**Data records**
** START **
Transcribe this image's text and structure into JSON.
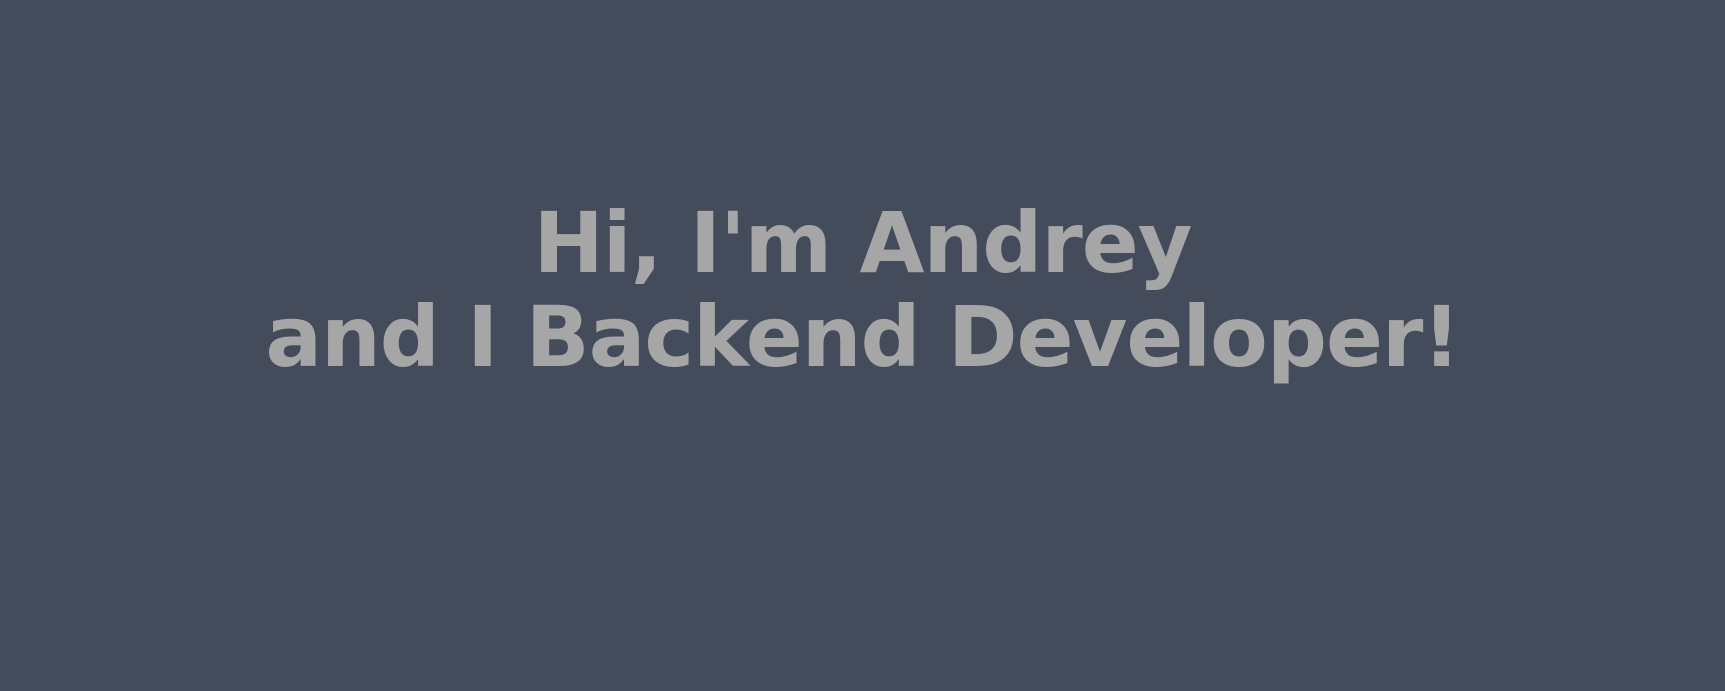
{
  "hero": {
    "line1": "Hi, I'm Andrey",
    "line2": "and I Backend Developer!"
  },
  "colors": {
    "background": "#444b5b",
    "text": "#a6a6a6"
  }
}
** END **
**Short problem**
Print each entry shown above with exact wording and no pictures.

**Response to this exercise**
Transcribe this image's text and structure into JSON.
{
  "hero": {
    "line1": "Hi, I'm Andrey",
    "line2": "and I Backend Developer!"
  },
  "colors": {
    "background": "#444b5b",
    "text": "#a6a6a6"
  }
}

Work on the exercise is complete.